**Work instructions:**
Print all of the data exactly as written.

** BEGIN **

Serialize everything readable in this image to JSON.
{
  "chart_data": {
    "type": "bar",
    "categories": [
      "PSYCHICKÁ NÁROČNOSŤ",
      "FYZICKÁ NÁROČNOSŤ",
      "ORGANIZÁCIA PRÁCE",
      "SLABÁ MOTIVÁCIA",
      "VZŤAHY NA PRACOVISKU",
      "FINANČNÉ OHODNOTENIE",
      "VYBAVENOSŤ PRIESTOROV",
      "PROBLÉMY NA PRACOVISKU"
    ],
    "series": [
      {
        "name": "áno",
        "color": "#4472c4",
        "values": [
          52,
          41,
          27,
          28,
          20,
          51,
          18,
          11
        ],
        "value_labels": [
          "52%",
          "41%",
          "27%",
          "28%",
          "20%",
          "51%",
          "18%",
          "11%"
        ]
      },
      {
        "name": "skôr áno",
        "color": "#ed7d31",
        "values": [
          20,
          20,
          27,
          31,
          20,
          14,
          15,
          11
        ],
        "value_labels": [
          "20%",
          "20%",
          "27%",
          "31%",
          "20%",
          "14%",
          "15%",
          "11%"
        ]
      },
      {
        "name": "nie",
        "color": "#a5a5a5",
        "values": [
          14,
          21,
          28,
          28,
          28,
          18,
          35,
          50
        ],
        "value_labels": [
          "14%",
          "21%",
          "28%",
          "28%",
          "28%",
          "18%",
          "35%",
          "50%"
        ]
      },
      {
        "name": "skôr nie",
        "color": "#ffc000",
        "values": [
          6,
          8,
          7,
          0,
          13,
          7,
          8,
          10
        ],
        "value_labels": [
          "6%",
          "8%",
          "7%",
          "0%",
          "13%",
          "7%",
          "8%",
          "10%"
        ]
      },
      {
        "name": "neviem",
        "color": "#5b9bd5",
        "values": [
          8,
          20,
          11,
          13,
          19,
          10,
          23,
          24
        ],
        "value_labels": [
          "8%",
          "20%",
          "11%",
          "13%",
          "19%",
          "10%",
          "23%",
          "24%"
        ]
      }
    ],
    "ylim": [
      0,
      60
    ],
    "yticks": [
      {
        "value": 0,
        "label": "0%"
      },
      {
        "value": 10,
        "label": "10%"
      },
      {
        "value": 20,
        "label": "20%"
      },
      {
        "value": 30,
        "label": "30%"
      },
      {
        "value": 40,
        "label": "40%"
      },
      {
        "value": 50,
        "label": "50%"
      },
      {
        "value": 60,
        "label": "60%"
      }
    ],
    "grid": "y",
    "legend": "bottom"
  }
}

** END **

**Exercise solution:**
Serialize everything readable in this image to JSON.
{
  "chart_data": {
    "type": "bar",
    "categories": [
      "PSYCHICKÁ NÁROČNOSŤ",
      "FYZICKÁ NÁROČNOSŤ",
      "ORGANIZÁCIA PRÁCE",
      "SLABÁ MOTIVÁCIA",
      "VZŤAHY NA PRACOVISKU",
      "FINANČNÉ OHODNOTENIE",
      "VYBAVENOSŤ PRIESTOROV",
      "PROBLÉMY NA PRACOVISKU"
    ],
    "series": [
      {
        "name": "áno",
        "color": "#4472c4",
        "values": [
          52,
          41,
          27,
          28,
          20,
          51,
          18,
          11
        ],
        "value_labels": [
          "52%",
          "41%",
          "27%",
          "28%",
          "20%",
          "51%",
          "18%",
          "11%"
        ]
      },
      {
        "name": "skôr áno",
        "color": "#ed7d31",
        "values": [
          20,
          20,
          27,
          31,
          20,
          14,
          15,
          11
        ],
        "value_labels": [
          "20%",
          "20%",
          "27%",
          "31%",
          "20%",
          "14%",
          "15%",
          "11%"
        ]
      },
      {
        "name": "nie",
        "color": "#a5a5a5",
        "values": [
          14,
          21,
          28,
          28,
          28,
          18,
          35,
          50
        ],
        "value_labels": [
          "14%",
          "21%",
          "28%",
          "28%",
          "28%",
          "18%",
          "35%",
          "50%"
        ]
      },
      {
        "name": "skôr nie",
        "color": "#ffc000",
        "values": [
          6,
          8,
          7,
          0,
          13,
          7,
          8,
          10
        ],
        "value_labels": [
          "6%",
          "8%",
          "7%",
          "0%",
          "13%",
          "7%",
          "8%",
          "10%"
        ]
      },
      {
        "name": "neviem",
        "color": "#5b9bd5",
        "values": [
          8,
          20,
          11,
          13,
          19,
          10,
          23,
          24
        ],
        "value_labels": [
          "8%",
          "20%",
          "11%",
          "13%",
          "19%",
          "10%",
          "23%",
          "24%"
        ]
      }
    ],
    "ylim": [
      0,
      60
    ],
    "yticks": [
      {
        "value": 0,
        "label": "0%"
      },
      {
        "value": 10,
        "label": "10%"
      },
      {
        "value": 20,
        "label": "20%"
      },
      {
        "value": 30,
        "label": "30%"
      },
      {
        "value": 40,
        "label": "40%"
      },
      {
        "value": 50,
        "label": "50%"
      },
      {
        "value": 60,
        "label": "60%"
      }
    ],
    "grid": "y",
    "legend": "bottom"
  }
}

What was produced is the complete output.